Dataset entries —
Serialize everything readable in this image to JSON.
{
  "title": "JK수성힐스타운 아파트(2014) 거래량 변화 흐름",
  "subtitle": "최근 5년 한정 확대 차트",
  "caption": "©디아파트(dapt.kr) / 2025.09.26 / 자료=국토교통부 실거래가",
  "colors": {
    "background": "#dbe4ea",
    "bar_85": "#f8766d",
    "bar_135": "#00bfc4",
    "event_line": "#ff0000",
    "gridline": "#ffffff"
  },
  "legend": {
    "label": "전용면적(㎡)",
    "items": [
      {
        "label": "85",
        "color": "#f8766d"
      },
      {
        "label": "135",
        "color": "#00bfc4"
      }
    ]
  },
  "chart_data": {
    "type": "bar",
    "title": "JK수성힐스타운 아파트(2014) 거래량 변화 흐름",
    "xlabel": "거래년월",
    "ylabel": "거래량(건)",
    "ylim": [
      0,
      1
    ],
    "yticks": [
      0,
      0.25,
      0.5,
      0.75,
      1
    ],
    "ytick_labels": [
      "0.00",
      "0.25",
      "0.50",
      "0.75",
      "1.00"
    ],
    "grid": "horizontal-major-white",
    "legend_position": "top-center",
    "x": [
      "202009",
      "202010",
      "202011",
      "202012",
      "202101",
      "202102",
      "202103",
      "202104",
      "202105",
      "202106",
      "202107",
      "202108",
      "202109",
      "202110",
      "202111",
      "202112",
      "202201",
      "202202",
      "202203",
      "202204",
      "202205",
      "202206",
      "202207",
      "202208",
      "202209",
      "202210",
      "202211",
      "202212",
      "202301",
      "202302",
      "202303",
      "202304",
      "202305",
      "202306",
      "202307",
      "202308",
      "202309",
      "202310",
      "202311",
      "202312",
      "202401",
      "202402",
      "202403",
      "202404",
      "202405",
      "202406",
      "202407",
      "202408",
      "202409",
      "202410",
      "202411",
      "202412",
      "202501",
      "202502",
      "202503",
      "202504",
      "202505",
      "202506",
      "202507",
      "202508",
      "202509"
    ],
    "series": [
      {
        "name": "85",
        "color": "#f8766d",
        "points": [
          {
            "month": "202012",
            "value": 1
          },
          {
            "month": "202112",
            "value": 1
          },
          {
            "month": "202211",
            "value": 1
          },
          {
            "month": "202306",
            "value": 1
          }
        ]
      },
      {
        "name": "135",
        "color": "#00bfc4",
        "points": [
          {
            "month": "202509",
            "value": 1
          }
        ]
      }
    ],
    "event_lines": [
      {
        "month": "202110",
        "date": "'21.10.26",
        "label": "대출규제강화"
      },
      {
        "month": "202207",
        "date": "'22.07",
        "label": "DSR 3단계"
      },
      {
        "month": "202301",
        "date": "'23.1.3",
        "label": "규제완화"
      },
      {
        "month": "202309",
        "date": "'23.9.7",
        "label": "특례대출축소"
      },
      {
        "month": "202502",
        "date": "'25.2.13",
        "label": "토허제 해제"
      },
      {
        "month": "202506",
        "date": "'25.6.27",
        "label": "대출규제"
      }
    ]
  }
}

==

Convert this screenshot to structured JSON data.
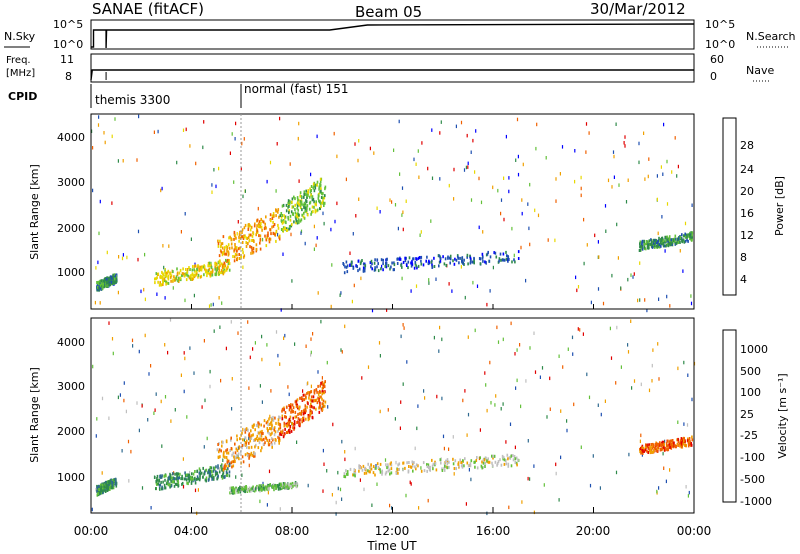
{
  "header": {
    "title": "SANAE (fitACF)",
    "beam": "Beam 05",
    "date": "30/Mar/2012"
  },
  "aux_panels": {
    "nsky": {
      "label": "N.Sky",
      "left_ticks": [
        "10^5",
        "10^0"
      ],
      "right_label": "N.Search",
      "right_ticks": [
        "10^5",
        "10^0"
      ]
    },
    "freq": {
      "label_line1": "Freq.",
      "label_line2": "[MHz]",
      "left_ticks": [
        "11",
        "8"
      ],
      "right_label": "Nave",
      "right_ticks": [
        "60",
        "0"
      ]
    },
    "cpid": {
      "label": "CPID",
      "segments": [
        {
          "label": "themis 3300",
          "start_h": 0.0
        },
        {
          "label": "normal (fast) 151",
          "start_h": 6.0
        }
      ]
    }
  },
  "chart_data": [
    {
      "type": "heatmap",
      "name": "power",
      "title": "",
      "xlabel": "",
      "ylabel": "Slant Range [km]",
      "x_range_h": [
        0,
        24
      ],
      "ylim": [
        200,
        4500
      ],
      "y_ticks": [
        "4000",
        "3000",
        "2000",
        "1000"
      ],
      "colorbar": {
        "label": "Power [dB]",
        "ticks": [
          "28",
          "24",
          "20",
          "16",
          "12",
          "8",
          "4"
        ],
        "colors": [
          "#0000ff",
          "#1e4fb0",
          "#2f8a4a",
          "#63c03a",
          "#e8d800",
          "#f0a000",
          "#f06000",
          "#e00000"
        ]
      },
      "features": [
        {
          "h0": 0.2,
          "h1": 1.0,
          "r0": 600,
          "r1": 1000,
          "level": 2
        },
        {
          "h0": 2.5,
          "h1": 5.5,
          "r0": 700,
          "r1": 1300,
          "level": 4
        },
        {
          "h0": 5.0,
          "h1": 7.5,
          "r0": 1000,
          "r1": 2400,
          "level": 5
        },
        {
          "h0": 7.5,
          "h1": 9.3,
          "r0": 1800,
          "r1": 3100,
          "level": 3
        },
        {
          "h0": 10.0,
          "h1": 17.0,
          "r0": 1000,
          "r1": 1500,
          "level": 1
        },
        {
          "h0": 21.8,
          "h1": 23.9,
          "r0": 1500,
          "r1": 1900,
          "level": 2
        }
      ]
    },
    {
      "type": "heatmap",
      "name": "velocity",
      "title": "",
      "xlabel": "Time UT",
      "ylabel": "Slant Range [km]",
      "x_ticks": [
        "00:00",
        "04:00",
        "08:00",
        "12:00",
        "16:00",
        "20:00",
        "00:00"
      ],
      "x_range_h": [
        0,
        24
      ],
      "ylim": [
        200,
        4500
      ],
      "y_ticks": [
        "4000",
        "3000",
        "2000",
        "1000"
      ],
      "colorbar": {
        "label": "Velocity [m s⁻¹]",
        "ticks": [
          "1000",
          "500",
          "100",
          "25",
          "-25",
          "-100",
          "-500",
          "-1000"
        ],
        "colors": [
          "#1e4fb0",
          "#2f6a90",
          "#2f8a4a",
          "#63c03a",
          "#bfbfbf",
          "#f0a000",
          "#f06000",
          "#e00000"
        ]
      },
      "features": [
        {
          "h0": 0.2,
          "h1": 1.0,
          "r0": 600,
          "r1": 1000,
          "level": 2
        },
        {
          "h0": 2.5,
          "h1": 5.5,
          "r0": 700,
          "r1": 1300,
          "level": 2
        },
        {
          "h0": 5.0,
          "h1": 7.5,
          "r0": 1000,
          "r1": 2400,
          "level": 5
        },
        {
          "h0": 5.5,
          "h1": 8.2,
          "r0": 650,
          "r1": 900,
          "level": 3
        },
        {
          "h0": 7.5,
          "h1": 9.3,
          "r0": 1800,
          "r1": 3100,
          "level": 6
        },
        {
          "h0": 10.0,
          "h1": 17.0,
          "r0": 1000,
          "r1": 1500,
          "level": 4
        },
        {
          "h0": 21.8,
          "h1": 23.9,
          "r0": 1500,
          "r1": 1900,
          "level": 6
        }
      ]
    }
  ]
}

What is expected —
Look above for every line with the word "date" and copy it.

Correct answer —
        "date": "'21.10.26",
        "date": "'22.07",
        "date": "'23.1.3",
        "date": "'23.9.7",
        "date": "'25.2.13",
        "date": "'25.6.27",
    "date": "30/Mar/2012"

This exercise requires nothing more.